##### DATASET
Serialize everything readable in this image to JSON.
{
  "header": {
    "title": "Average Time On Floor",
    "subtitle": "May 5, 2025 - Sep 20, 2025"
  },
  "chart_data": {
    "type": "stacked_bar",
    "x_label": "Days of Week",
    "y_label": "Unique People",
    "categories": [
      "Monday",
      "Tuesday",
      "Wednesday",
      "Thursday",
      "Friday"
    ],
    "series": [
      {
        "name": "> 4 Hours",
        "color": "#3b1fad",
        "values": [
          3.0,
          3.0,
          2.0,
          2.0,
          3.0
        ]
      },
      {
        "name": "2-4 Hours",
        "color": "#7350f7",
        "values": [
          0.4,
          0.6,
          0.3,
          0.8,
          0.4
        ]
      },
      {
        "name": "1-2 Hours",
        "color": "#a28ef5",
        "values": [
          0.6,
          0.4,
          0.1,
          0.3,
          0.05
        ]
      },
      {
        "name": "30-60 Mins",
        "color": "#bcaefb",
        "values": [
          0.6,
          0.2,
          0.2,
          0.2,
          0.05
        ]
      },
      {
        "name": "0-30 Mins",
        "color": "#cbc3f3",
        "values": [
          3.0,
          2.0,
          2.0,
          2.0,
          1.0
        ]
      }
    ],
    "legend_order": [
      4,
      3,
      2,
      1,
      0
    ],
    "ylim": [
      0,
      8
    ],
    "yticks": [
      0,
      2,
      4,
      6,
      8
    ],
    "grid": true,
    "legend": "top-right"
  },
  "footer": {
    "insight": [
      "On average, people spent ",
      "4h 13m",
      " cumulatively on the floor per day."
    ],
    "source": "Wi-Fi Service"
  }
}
##########
◆ TO BE DONE
Figure out how many lines of the data above include "Hours", then give the number and nothing more.

◆ EXERCISE RESPONSE
3